**YOUR GOAL**
Repeat each entry in full, exactly.

-- start of THE RECORDS --

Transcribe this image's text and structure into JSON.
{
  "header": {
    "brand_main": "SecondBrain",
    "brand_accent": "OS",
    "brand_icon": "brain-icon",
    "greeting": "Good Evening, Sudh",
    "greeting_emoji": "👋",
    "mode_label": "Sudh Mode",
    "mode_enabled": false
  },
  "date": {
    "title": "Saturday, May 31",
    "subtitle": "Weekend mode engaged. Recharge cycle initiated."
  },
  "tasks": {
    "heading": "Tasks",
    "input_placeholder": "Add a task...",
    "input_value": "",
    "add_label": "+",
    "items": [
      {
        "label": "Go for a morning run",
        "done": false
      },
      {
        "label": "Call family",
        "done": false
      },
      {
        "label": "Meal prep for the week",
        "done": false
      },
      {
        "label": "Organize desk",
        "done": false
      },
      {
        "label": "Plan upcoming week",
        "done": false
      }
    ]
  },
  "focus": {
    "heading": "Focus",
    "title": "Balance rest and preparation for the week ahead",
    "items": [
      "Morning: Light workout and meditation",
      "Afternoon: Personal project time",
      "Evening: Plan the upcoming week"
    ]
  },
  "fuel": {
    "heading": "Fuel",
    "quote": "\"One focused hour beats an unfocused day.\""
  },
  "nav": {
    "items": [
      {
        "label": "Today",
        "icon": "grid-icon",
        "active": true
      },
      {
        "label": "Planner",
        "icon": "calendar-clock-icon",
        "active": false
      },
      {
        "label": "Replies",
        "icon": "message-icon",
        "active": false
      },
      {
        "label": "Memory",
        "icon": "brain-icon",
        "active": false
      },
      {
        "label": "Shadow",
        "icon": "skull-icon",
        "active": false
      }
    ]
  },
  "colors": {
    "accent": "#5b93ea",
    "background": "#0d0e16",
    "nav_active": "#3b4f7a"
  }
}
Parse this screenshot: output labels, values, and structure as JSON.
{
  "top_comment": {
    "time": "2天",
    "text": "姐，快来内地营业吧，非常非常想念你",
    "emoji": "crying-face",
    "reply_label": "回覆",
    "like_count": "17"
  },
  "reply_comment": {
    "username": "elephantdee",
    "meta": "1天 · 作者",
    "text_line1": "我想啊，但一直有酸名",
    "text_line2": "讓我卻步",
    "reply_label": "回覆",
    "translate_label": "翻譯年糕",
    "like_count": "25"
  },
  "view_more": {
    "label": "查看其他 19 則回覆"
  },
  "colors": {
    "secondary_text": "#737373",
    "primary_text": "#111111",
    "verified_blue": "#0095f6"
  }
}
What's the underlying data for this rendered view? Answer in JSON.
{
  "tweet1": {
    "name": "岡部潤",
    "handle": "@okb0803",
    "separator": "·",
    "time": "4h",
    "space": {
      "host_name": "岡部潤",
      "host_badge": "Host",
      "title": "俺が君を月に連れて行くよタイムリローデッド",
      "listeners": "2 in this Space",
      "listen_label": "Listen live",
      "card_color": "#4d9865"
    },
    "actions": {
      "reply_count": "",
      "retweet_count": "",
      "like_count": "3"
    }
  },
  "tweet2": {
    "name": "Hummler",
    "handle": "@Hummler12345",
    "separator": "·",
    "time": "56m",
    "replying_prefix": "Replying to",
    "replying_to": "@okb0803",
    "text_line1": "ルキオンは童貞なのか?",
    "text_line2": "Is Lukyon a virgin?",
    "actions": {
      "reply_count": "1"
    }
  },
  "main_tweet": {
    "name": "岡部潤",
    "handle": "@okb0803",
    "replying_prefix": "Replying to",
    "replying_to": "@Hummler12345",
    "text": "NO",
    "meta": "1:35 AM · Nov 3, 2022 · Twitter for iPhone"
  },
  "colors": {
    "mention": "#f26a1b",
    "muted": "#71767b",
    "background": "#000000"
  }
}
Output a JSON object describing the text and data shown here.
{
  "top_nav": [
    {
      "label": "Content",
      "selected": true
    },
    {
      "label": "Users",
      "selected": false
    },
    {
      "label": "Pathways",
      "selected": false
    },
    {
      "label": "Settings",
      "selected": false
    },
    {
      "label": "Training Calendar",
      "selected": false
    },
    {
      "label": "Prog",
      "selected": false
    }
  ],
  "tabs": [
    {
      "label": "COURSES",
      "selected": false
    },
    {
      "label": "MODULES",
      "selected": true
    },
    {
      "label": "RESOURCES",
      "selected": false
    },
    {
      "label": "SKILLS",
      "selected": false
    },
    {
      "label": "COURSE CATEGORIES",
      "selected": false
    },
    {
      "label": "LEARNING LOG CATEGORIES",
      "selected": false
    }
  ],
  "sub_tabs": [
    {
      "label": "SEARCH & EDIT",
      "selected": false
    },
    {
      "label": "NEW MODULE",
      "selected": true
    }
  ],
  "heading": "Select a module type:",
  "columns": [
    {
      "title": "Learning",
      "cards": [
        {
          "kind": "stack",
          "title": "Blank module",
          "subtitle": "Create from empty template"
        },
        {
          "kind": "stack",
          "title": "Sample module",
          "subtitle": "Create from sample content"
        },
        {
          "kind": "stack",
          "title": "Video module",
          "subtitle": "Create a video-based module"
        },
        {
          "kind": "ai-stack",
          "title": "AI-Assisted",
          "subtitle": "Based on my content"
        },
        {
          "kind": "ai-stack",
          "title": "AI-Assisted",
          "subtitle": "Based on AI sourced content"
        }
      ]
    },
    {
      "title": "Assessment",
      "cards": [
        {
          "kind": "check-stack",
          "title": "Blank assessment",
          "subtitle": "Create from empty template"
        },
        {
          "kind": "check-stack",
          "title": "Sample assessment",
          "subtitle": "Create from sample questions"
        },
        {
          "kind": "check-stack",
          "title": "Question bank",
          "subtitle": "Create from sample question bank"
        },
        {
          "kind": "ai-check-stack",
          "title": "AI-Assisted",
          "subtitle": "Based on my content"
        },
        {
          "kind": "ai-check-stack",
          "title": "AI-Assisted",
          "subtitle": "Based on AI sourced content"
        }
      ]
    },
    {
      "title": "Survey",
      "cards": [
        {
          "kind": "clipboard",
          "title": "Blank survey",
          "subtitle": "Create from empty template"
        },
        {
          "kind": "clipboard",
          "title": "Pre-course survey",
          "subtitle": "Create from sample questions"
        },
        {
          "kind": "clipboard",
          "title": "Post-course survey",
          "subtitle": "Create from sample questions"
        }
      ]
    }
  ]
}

-- end of THE RECORDS --

**WRITTEN ANSWER**
Transcribe this image's text and structure into JSON.
{
  "header": {
    "brand_main": "SecondBrain",
    "brand_accent": "OS",
    "brand_icon": "brain-icon",
    "greeting": "Good Evening, Sudh",
    "greeting_emoji": "👋",
    "mode_label": "Sudh Mode",
    "mode_enabled": false
  },
  "date": {
    "title": "Saturday, May 31",
    "subtitle": "Weekend mode engaged. Recharge cycle initiated."
  },
  "tasks": {
    "heading": "Tasks",
    "input_placeholder": "Add a task...",
    "input_value": "",
    "add_label": "+",
    "items": [
      {
        "label": "Go for a morning run",
        "done": false
      },
      {
        "label": "Call family",
        "done": false
      },
      {
        "label": "Meal prep for the week",
        "done": false
      },
      {
        "label": "Organize desk",
        "done": false
      },
      {
        "label": "Plan upcoming week",
        "done": false
      }
    ]
  },
  "focus": {
    "heading": "Focus",
    "title": "Balance rest and preparation for the week ahead",
    "items": [
      "Morning: Light workout and meditation",
      "Afternoon: Personal project time",
      "Evening: Plan the upcoming week"
    ]
  },
  "fuel": {
    "heading": "Fuel",
    "quote": "\"One focused hour beats an unfocused day.\""
  },
  "nav": {
    "items": [
      {
        "label": "Today",
        "icon": "grid-icon",
        "active": true
      },
      {
        "label": "Planner",
        "icon": "calendar-clock-icon",
        "active": false
      },
      {
        "label": "Replies",
        "icon": "message-icon",
        "active": false
      },
      {
        "label": "Memory",
        "icon": "brain-icon",
        "active": false
      },
      {
        "label": "Shadow",
        "icon": "skull-icon",
        "active": false
      }
    ]
  },
  "colors": {
    "accent": "#5b93ea",
    "background": "#0d0e16",
    "nav_active": "#3b4f7a"
  }
}
Parse this screenshot: output labels, values, and structure as JSON.
{
  "top_comment": {
    "time": "2天",
    "text": "姐，快来内地营业吧，非常非常想念你",
    "emoji": "crying-face",
    "reply_label": "回覆",
    "like_count": "17"
  },
  "reply_comment": {
    "username": "elephantdee",
    "meta": "1天 · 作者",
    "text_line1": "我想啊，但一直有酸名",
    "text_line2": "讓我卻步",
    "reply_label": "回覆",
    "translate_label": "翻譯年糕",
    "like_count": "25"
  },
  "view_more": {
    "label": "查看其他 19 則回覆"
  },
  "colors": {
    "secondary_text": "#737373",
    "primary_text": "#111111",
    "verified_blue": "#0095f6"
  }
}
What's the underlying data for this rendered view? Answer in JSON.
{
  "tweet1": {
    "name": "岡部潤",
    "handle": "@okb0803",
    "separator": "·",
    "time": "4h",
    "space": {
      "host_name": "岡部潤",
      "host_badge": "Host",
      "title": "俺が君を月に連れて行くよタイムリローデッド",
      "listeners": "2 in this Space",
      "listen_label": "Listen live",
      "card_color": "#4d9865"
    },
    "actions": {
      "reply_count": "",
      "retweet_count": "",
      "like_count": "3"
    }
  },
  "tweet2": {
    "name": "Hummler",
    "handle": "@Hummler12345",
    "separator": "·",
    "time": "56m",
    "replying_prefix": "Replying to",
    "replying_to": "@okb0803",
    "text_line1": "ルキオンは童貞なのか?",
    "text_line2": "Is Lukyon a virgin?",
    "actions": {
      "reply_count": "1"
    }
  },
  "main_tweet": {
    "name": "岡部潤",
    "handle": "@okb0803",
    "replying_prefix": "Replying to",
    "replying_to": "@Hummler12345",
    "text": "NO",
    "meta": "1:35 AM · Nov 3, 2022 · Twitter for iPhone"
  },
  "colors": {
    "mention": "#f26a1b",
    "muted": "#71767b",
    "background": "#000000"
  }
}
Output a JSON object describing the text and data shown here.
{
  "top_nav": [
    {
      "label": "Content",
      "selected": true
    },
    {
      "label": "Users",
      "selected": false
    },
    {
      "label": "Pathways",
      "selected": false
    },
    {
      "label": "Settings",
      "selected": false
    },
    {
      "label": "Training Calendar",
      "selected": false
    },
    {
      "label": "Prog",
      "selected": false
    }
  ],
  "tabs": [
    {
      "label": "COURSES",
      "selected": false
    },
    {
      "label": "MODULES",
      "selected": true
    },
    {
      "label": "RESOURCES",
      "selected": false
    },
    {
      "label": "SKILLS",
      "selected": false
    },
    {
      "label": "COURSE CATEGORIES",
      "selected": false
    },
    {
      "label": "LEARNING LOG CATEGORIES",
      "selected": false
    }
  ],
  "sub_tabs": [
    {
      "label": "SEARCH & EDIT",
      "selected": false
    },
    {
      "label": "NEW MODULE",
      "selected": true
    }
  ],
  "heading": "Select a module type:",
  "columns": [
    {
      "title": "Learning",
      "cards": [
        {
          "kind": "stack",
          "title": "Blank module",
          "subtitle": "Create from empty template"
        },
        {
          "kind": "stack",
          "title": "Sample module",
          "subtitle": "Create from sample content"
        },
        {
          "kind": "stack",
          "title": "Video module",
          "subtitle": "Create a video-based module"
        },
        {
          "kind": "ai-stack",
          "title": "AI-Assisted",
          "subtitle": "Based on my content"
        },
        {
          "kind": "ai-stack",
          "title": "AI-Assisted",
          "subtitle": "Based on AI sourced content"
        }
      ]
    },
    {
      "title": "Assessment",
      "cards": [
        {
          "kind": "check-stack",
          "title": "Blank assessment",
          "subtitle": "Create from empty template"
        },
        {
          "kind": "check-stack",
          "title": "Sample assessment",
          "subtitle": "Create from sample questions"
        },
        {
          "kind": "check-stack",
          "title": "Question bank",
          "subtitle": "Create from sample question bank"
        },
        {
          "kind": "ai-check-stack",
          "title": "AI-Assisted",
          "subtitle": "Based on my content"
        },
        {
          "kind": "ai-check-stack",
          "title": "AI-Assisted",
          "subtitle": "Based on AI sourced content"
        }
      ]
    },
    {
      "title": "Survey",
      "cards": [
        {
          "kind": "clipboard",
          "title": "Blank survey",
          "subtitle": "Create from empty template"
        },
        {
          "kind": "clipboard",
          "title": "Pre-course survey",
          "subtitle": "Create from sample questions"
        },
        {
          "kind": "clipboard",
          "title": "Post-course survey",
          "subtitle": "Create from sample questions"
        }
      ]
    }
  ]
}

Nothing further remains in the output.